• _Excerpted text_
────────
The context for the Green Investment Bank is defined by the low carbon agenda, but may also be set within the wider agenda of banking reform. A range of initiatives are proposed, including giving local authorities the powers to set up banks to help fund new services, a social infrastructure bank to enable housing growth and the Big Society bank proposing to use dormant bank accounts to fund social projects.

This reform may lead to a new era of privately-run investment targeted at meeting public policy outcomes. The climate agenda must now urgently move into the delivery phase. In the wake of the credit crunch and recession, there is no money left in the public purse. The issue for government is therefore how best to mobilise private finance to deliver decarbonisation for the public good.
────────
• _Records supplied_
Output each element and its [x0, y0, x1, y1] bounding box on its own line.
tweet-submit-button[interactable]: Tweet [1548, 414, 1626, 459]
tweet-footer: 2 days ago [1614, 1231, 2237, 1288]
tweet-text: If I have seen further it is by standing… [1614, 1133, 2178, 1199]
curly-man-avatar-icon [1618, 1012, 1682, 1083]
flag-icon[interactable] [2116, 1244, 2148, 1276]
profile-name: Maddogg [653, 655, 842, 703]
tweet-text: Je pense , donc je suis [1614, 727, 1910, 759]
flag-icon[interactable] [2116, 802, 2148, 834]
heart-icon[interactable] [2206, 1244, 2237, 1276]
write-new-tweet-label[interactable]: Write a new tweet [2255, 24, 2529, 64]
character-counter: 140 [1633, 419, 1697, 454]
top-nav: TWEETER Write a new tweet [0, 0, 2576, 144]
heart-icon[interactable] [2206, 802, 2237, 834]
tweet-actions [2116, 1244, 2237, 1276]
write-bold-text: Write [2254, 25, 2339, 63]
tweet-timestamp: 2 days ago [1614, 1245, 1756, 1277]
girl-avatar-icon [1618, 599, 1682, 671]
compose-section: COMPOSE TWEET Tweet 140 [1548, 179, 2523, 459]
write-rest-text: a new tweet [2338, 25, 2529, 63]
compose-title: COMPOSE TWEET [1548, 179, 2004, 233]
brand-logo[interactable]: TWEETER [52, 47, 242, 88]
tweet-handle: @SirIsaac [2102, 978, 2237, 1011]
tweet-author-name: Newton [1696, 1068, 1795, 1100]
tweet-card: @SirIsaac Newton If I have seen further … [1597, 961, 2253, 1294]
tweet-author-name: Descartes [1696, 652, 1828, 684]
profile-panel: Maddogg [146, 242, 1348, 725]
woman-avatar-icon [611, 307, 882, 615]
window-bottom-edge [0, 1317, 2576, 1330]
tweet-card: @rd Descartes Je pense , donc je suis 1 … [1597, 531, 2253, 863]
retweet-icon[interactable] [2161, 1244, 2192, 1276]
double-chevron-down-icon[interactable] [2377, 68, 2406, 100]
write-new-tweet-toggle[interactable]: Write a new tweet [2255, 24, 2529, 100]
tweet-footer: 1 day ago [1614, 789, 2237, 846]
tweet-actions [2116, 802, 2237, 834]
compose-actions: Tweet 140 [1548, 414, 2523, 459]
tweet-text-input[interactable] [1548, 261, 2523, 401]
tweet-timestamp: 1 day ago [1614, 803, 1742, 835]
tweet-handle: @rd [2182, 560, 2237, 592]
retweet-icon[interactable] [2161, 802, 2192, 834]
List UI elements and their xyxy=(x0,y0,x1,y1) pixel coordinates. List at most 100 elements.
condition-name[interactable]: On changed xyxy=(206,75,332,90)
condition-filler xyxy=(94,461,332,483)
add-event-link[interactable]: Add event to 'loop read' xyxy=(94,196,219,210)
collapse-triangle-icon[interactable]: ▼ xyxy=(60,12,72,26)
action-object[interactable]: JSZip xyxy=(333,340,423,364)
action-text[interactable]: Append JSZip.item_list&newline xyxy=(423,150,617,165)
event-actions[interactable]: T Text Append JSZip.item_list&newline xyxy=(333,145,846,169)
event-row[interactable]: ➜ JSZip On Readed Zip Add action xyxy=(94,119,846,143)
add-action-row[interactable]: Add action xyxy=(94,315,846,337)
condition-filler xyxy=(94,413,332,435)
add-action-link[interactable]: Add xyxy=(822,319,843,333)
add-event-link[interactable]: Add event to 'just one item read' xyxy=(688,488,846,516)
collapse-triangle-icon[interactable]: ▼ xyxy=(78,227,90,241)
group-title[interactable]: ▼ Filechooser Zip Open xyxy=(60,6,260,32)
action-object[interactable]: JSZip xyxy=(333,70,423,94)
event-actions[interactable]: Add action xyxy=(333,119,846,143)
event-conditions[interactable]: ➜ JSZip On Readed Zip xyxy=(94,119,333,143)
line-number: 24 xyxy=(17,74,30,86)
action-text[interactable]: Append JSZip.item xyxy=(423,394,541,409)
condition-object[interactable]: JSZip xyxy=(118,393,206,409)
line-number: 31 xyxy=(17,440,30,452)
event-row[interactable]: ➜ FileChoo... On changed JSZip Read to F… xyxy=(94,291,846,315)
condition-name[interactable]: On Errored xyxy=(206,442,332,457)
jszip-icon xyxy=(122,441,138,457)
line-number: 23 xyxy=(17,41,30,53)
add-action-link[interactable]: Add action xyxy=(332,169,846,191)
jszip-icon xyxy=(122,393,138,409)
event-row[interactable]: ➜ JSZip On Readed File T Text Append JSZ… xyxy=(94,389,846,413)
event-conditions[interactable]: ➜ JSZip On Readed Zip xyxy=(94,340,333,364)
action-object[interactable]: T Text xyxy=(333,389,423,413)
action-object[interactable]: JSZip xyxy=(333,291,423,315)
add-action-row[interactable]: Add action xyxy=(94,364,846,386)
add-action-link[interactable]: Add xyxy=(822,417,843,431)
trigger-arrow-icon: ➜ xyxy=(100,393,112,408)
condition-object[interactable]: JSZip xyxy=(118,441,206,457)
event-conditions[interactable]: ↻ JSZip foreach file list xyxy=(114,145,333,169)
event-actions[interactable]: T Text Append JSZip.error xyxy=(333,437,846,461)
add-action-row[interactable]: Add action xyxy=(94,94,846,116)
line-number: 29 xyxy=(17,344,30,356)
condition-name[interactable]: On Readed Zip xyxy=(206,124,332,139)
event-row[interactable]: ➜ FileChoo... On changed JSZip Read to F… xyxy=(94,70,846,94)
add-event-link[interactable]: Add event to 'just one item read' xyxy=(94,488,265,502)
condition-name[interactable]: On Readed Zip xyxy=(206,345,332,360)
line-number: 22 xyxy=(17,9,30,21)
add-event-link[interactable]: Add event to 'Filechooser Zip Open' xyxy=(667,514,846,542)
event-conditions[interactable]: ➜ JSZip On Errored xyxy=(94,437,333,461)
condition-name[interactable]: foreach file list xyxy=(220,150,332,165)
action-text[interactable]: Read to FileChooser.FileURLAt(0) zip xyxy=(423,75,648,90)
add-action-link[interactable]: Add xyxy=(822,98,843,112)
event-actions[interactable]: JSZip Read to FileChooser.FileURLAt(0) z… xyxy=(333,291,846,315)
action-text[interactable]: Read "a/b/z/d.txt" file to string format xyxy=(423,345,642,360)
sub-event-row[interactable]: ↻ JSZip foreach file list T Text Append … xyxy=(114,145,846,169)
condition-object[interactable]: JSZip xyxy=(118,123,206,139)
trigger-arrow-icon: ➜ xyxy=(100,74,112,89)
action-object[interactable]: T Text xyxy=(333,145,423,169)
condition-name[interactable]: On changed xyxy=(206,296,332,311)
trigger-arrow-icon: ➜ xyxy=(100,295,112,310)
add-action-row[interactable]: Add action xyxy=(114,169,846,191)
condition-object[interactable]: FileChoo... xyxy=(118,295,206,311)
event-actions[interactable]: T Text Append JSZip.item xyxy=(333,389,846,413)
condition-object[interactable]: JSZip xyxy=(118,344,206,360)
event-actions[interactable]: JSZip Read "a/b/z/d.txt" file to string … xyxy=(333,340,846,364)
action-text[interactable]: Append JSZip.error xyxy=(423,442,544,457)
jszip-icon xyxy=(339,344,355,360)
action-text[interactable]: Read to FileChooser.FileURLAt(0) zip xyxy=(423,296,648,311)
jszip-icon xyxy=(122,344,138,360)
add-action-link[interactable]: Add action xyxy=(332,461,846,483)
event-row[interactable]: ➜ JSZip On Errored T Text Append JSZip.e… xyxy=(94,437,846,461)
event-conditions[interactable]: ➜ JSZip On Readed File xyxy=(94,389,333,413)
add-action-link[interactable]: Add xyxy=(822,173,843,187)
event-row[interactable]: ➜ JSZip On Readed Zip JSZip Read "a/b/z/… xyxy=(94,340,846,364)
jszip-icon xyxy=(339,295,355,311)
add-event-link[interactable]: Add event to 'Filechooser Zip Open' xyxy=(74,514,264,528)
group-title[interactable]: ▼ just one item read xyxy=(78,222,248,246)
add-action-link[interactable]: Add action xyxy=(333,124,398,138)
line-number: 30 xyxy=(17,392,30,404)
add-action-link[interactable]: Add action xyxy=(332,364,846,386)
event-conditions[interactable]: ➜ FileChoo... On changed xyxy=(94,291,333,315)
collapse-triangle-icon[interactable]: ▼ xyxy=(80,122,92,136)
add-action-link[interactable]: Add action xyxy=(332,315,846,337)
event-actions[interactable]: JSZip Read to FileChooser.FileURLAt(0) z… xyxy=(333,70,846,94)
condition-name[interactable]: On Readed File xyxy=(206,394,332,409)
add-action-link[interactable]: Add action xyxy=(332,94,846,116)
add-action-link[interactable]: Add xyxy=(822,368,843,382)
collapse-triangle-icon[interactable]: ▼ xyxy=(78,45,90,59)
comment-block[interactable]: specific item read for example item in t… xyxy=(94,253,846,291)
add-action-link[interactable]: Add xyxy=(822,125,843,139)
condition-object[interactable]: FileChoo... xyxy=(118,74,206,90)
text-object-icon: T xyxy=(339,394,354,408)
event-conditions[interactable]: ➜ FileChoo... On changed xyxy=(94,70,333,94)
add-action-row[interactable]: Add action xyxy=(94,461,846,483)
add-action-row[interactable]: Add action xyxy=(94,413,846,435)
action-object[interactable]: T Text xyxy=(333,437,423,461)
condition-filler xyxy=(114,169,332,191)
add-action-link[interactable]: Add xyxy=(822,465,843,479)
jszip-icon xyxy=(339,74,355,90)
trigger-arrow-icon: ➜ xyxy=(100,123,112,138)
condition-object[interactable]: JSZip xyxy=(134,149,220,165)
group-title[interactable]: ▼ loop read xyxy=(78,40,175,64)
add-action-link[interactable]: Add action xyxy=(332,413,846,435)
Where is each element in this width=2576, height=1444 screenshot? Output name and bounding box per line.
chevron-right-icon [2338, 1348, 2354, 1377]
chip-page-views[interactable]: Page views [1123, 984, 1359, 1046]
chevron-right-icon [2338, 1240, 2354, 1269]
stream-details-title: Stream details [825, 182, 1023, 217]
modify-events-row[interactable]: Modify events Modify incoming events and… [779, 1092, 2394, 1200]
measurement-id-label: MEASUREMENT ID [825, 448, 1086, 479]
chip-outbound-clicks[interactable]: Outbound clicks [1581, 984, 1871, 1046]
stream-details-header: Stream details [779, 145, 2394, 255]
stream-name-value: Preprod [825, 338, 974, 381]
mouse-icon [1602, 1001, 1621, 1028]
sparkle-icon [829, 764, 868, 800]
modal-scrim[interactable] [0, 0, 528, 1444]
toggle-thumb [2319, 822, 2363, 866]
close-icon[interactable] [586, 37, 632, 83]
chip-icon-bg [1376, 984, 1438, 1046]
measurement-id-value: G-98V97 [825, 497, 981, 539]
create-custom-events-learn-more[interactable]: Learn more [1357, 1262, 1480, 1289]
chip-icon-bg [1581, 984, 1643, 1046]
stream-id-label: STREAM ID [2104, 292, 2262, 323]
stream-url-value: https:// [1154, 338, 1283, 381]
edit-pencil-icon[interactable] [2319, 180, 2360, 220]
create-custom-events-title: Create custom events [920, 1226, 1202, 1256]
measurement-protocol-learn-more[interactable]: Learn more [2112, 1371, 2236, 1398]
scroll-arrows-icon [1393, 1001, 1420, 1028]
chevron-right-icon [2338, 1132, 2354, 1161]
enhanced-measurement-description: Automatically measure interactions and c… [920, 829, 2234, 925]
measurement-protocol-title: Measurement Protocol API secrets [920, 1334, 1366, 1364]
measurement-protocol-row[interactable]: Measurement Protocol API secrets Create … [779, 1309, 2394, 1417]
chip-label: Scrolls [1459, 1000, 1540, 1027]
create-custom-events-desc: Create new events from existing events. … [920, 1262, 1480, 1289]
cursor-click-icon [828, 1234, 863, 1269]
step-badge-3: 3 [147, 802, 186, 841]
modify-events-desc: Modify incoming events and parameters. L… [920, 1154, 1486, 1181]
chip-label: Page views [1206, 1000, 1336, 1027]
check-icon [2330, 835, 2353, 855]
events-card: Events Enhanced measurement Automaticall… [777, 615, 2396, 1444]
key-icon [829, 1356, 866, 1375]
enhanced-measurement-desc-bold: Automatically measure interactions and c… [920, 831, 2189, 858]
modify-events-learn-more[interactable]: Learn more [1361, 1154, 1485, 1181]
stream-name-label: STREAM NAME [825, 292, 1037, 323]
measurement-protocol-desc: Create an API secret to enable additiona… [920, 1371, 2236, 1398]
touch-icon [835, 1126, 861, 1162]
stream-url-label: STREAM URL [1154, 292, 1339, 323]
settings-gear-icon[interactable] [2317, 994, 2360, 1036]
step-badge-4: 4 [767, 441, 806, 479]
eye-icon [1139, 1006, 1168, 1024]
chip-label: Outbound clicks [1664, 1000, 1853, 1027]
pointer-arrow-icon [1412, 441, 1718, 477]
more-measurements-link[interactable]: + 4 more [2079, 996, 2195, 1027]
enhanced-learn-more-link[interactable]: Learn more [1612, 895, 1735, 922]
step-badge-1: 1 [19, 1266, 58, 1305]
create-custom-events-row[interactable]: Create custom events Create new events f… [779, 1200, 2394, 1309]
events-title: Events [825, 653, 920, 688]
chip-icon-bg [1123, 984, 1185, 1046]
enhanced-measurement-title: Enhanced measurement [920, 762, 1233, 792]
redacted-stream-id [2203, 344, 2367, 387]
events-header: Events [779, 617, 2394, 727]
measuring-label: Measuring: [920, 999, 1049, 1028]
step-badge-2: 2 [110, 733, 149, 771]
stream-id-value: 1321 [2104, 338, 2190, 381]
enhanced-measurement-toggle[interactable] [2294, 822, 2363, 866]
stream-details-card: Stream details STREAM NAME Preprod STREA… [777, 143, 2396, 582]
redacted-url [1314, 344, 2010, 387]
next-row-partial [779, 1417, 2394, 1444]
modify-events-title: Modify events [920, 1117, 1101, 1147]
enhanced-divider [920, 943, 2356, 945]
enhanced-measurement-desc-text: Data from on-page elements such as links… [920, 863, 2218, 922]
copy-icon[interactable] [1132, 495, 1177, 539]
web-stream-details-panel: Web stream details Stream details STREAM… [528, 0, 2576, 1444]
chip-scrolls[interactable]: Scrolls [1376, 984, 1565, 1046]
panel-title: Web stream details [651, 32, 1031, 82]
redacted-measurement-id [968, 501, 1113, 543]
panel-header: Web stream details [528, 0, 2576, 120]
────────
• _Directions_
1. According to the text on the Green Investment Bank, why must the government work out how best to mobilise private finance to deliver decarbonisation? Answer in one to three sentences.
2. Translate this sentence from the Green Investment Bank text into Spanish: "The climate agenda must now urgently move into the delivery phase."
3. Continue the text on the Green Investment Bank, picking up after its final sentence.

• _Responses to the exercise_
1. The climate agenda now has to move urgently into the delivery phase, but after the credit crunch and recession there is no money left in the public purse. Private finance is therefore needed to deliver decarbonisation for the public good.

2. La agenda climática debe pasar ahora con urgencia a la fase de ejecución.

3.
Key passages from the report include:

“The Commission has identified a number of market failures and investment barriers in financing low carbon infrastructure, which have led it to conclude that, without intervention, the UK’s low carbon targets will not be achieved:

• Market investment capacity limits and limited utility balance sheet capacity;

• Political and regulatory risks stemming from the fact that government policy determines expected returns and the history of policy changes;

• Confidence gaps among investors given technology risks, lack of transparency in government policy and high capital requirements for commercialisation;

• The challenge of making large numbers of small, low carbon investments attractive to institutional investors.

...

In addition to ensuring the UK meets its legal decarbonisation targets, the case for intervention is supported by a number of arguments including:

• Ensuring energy security and future growth;

• Reduction of exposure to high and volatile fossil fuel prices;

• Creation of a large number of new businesses and jobs;

• Underlying externalities and market failures.

On this basis, the Commission argues for the establishment of the Green Investment Bank to work as part of overall Government policy to open up flows of investment by mitigating and better managing risk (rather than simply increasing rewards to investors).

...

The GIB will need to raise three forms of funding to sustain its ongoing operations, leveraging the institutional appetite for long-dated sterling bonds and existing Government grants:

A Government funding for disbursement of grants (ie existing quangos and funds).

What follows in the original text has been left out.